Task prompt:
Find each line holding the word "type" and give the total alone.

------ Information supplied ------

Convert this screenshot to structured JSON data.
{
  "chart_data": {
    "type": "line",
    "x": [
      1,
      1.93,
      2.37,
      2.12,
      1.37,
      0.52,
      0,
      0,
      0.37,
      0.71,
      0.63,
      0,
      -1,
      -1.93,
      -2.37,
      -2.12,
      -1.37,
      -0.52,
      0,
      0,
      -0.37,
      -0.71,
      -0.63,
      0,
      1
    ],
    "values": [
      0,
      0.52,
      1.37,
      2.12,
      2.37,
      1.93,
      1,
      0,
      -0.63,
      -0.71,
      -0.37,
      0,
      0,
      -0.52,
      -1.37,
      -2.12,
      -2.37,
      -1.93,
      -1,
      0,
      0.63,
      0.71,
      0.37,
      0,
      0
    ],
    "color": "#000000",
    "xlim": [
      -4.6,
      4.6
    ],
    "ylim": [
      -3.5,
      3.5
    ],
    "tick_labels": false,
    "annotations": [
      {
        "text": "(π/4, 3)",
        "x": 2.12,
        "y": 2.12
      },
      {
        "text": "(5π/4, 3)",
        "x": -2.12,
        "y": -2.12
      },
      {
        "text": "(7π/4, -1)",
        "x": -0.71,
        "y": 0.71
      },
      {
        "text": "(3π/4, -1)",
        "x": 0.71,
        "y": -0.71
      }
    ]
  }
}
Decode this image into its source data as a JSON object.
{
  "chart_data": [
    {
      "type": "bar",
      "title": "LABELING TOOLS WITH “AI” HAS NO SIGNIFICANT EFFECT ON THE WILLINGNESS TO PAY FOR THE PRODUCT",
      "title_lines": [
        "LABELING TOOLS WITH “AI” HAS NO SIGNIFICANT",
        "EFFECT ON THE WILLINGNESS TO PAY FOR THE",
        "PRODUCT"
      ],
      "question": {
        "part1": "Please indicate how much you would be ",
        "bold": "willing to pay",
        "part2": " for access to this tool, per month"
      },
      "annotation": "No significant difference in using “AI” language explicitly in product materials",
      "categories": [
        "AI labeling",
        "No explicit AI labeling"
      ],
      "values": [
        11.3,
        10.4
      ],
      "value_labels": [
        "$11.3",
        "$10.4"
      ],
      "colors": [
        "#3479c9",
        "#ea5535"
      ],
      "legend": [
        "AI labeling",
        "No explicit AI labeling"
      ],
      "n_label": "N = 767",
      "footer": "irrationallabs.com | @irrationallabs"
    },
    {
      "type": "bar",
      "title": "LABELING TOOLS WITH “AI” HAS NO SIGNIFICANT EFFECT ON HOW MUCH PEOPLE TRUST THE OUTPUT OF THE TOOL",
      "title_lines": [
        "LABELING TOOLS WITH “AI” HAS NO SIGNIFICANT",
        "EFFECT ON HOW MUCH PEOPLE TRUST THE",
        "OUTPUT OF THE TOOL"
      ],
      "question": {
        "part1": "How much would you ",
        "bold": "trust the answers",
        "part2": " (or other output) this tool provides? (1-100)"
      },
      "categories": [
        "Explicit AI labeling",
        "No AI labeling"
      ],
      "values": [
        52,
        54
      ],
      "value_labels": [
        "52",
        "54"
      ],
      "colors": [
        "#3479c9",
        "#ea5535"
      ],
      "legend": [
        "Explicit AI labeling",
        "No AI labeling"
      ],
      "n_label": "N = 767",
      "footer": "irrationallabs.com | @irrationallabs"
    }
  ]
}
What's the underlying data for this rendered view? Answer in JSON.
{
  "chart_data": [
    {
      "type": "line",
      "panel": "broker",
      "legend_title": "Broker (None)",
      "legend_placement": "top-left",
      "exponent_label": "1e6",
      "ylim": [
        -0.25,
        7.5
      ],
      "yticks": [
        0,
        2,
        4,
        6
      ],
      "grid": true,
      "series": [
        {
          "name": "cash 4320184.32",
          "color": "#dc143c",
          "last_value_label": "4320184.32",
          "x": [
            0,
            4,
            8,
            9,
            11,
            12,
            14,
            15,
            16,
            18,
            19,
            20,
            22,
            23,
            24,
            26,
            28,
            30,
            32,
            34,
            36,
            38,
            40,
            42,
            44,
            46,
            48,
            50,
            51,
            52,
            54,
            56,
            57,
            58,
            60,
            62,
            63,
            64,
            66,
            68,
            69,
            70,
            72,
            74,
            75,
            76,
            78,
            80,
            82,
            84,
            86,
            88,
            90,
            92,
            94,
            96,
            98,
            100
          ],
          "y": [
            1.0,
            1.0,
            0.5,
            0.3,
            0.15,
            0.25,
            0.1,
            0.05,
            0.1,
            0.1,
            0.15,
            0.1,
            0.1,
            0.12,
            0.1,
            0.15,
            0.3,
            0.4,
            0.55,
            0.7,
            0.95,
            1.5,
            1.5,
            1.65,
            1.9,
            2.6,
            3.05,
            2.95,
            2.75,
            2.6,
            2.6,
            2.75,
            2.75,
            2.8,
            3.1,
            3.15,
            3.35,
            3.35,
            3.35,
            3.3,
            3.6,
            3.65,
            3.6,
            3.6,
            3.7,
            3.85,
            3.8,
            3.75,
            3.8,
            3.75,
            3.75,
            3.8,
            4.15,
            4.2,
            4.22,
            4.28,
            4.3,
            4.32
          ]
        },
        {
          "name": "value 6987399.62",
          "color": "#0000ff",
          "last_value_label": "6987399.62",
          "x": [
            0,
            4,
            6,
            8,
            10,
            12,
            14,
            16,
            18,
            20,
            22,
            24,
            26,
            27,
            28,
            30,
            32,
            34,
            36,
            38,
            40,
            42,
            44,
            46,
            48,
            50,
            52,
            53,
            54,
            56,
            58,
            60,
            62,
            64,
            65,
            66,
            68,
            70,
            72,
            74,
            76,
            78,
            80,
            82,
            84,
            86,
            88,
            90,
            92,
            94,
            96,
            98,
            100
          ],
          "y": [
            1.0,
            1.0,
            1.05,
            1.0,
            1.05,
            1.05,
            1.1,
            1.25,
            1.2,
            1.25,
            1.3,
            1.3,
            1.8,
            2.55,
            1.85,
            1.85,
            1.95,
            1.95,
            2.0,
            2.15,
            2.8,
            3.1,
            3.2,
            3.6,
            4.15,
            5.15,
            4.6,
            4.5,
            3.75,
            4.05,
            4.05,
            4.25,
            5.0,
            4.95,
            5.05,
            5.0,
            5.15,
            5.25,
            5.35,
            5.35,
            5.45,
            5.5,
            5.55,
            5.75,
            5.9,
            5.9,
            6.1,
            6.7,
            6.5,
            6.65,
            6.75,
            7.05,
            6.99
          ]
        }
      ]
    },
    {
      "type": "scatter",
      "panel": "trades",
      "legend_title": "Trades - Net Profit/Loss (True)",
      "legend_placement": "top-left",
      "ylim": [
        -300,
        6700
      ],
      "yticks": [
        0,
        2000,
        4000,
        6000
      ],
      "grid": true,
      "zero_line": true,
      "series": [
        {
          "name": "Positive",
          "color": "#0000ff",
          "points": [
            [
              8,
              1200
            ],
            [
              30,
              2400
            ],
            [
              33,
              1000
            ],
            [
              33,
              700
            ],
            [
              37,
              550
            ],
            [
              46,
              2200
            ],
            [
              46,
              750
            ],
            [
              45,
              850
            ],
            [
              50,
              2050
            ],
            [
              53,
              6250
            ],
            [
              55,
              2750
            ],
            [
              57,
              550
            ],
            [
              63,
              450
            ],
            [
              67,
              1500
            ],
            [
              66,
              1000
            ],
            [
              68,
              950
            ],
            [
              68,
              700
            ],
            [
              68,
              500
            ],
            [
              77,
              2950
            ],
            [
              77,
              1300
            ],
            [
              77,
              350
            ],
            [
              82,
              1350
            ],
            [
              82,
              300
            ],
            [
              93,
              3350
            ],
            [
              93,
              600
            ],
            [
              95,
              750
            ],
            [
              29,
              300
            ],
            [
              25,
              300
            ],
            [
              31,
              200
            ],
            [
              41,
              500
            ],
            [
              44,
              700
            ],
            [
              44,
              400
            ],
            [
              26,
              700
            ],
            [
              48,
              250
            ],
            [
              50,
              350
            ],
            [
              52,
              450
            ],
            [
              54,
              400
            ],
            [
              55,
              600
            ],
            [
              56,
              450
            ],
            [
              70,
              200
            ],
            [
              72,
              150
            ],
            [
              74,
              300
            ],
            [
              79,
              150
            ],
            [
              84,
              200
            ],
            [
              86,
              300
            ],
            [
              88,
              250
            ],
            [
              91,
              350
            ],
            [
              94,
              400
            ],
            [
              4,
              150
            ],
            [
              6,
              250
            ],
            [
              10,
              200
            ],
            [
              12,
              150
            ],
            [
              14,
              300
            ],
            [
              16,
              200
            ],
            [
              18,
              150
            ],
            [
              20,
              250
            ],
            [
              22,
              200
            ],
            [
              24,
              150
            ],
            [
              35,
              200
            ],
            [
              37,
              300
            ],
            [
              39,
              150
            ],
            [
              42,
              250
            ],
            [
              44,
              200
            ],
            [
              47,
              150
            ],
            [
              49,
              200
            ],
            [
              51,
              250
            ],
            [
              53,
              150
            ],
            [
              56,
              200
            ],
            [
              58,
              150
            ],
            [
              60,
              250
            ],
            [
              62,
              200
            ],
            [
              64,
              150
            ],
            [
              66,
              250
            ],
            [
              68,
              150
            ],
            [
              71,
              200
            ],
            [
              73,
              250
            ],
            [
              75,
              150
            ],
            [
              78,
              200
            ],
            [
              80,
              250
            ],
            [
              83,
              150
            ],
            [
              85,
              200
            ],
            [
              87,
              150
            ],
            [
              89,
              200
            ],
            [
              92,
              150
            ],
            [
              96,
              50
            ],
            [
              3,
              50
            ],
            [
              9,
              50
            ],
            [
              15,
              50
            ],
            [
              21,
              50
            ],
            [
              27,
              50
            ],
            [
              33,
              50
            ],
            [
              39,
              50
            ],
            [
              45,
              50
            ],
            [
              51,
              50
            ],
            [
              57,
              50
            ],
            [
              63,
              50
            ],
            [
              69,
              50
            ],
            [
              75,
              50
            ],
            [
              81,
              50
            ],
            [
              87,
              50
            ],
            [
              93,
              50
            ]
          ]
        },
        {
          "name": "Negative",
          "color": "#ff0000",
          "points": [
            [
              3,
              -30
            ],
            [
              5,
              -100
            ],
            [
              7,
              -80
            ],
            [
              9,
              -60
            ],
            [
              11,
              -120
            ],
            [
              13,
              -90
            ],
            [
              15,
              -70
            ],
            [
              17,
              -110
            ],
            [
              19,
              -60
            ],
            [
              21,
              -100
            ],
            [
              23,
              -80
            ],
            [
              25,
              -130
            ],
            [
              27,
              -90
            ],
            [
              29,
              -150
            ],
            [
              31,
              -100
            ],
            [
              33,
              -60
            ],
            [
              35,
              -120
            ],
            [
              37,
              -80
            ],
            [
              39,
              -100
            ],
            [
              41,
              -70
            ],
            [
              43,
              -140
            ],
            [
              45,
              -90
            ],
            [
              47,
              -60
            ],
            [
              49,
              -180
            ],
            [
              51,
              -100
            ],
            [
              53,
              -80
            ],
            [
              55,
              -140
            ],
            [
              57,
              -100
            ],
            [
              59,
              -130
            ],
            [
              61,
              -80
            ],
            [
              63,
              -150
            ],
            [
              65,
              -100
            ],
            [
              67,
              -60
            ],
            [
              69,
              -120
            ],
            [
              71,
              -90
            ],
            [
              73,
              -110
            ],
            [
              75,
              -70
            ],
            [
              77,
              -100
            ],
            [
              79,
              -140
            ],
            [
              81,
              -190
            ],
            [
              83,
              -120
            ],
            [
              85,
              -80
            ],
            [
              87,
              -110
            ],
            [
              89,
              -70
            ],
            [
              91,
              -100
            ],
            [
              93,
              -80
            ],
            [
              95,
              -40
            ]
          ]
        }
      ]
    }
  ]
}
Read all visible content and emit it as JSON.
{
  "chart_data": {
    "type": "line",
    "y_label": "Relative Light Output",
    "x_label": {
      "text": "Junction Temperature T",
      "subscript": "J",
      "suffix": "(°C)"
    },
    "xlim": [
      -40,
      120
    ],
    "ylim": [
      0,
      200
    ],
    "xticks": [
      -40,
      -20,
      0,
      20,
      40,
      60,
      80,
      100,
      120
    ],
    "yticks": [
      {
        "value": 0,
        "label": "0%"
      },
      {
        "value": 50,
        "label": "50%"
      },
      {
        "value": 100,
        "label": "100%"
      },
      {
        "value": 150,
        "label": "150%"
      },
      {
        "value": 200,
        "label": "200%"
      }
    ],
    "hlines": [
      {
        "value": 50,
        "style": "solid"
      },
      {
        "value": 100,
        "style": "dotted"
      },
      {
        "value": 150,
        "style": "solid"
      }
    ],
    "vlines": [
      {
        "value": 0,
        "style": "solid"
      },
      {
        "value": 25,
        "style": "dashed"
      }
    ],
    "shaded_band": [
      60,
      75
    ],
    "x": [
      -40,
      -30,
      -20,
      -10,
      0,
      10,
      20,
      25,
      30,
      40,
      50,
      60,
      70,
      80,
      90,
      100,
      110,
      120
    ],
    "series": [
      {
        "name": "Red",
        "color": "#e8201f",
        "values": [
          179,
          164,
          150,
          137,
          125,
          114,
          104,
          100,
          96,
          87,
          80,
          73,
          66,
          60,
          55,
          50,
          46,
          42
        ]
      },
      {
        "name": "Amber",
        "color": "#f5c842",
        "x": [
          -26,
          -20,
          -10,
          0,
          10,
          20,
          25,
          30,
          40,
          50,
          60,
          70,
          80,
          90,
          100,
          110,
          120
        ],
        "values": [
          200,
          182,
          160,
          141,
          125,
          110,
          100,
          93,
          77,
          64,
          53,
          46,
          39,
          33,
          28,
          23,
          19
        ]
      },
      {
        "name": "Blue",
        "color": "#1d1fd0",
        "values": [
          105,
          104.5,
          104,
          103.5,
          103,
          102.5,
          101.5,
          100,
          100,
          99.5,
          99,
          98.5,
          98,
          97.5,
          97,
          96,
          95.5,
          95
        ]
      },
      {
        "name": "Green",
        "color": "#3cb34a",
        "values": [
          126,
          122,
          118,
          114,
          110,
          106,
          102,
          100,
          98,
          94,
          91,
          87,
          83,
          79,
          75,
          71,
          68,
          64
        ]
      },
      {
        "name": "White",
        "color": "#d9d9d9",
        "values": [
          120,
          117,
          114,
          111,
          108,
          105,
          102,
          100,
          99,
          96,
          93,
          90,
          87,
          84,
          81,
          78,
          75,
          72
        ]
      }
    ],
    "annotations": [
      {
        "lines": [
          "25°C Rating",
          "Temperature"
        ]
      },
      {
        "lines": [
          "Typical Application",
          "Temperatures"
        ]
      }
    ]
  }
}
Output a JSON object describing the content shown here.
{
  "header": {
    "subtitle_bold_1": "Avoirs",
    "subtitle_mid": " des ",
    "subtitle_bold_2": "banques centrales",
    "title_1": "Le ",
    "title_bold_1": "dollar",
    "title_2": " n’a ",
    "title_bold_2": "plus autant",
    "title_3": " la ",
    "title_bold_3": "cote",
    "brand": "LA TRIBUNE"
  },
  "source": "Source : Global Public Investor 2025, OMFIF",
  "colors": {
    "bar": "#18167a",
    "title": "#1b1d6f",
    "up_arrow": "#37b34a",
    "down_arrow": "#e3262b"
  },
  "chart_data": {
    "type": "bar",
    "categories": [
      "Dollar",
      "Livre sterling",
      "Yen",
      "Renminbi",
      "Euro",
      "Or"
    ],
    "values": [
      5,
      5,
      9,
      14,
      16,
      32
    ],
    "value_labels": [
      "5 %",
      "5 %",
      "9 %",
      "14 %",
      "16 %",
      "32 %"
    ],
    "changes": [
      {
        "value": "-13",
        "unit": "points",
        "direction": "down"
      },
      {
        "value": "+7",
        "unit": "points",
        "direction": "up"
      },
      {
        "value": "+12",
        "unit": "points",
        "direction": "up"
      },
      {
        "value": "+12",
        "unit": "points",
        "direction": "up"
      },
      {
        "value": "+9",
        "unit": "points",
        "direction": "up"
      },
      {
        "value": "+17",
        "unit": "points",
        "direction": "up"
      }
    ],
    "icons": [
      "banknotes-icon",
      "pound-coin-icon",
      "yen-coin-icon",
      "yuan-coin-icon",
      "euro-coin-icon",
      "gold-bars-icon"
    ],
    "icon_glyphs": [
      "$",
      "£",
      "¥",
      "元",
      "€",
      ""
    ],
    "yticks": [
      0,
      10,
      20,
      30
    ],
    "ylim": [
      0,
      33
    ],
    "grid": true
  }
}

------

Solution to the problem:
7